### PROVIDED DATA:
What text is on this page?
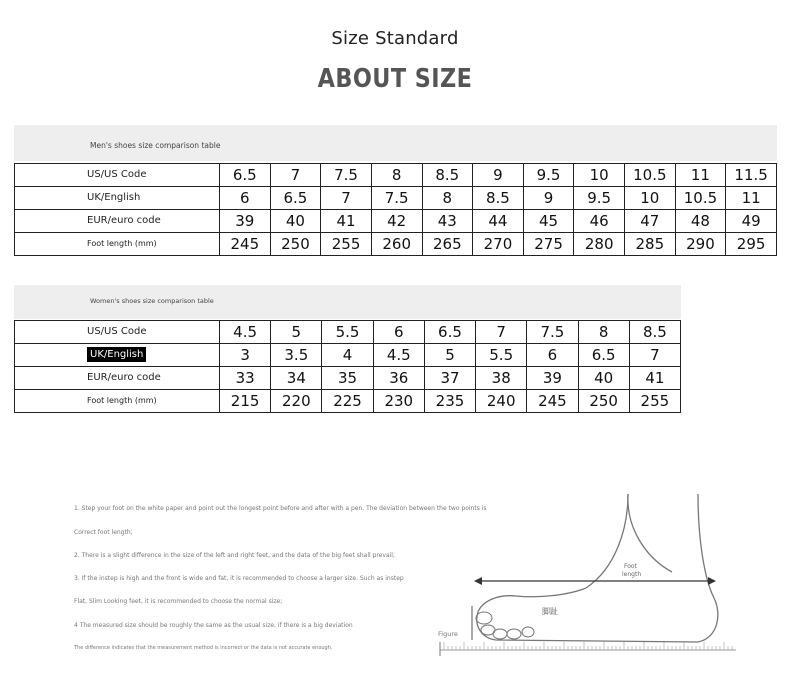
Size Standard
ABOUT SIZE
Men's shoes size comparison table
US/US Code	6.5	7	7.5	8	8.5	9	9.5	10	10.5	11	11.5

UK/English	6	6.5	7	7.5	8	8.5	9	9.5	10	10.5	11

EUR/euro code	39	40	41	42	43	44	45	46	47	48	49

Foot length (mm)	245	250	255	260	265	270	275	280	285	290	295
Women's shoes size comparison table
US/US Code	4.5	5	5.5	6	6.5	7	7.5	8	8.5

UK/English	3	3.5	4	4.5	5	5.5	6	6.5	7

EUR/euro code	33	34	35	36	37	38	39	40	41

Foot length (mm)	215	220	225	230	235	240	245	250	255
1. Step your foot on the white paper and point out the longest point before and after with a pen. The deviation between the two points is
Correct foot length;
2. There is a slight difference in the size of the left and right feet, and the data of the big feet shall prevail;
3. If the instep is high and the front is wide and fat, it is recommended to choose a larger size. Such as instep
Flat, Slim Looking feet, it is recommended to choose the normal size;
4 The measured size should be roughly the same as the usual size, if there is a big deviation
The difference indicates that the measurement method is incorrect or the data is not accurate enough.
Foot
length
脚趾
Figure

### SET TASK:
Of the lines in the data, how many contain the word "recommended"? Provide the number and nothing further.

### SOLUTION TO THE PROBLEM:
2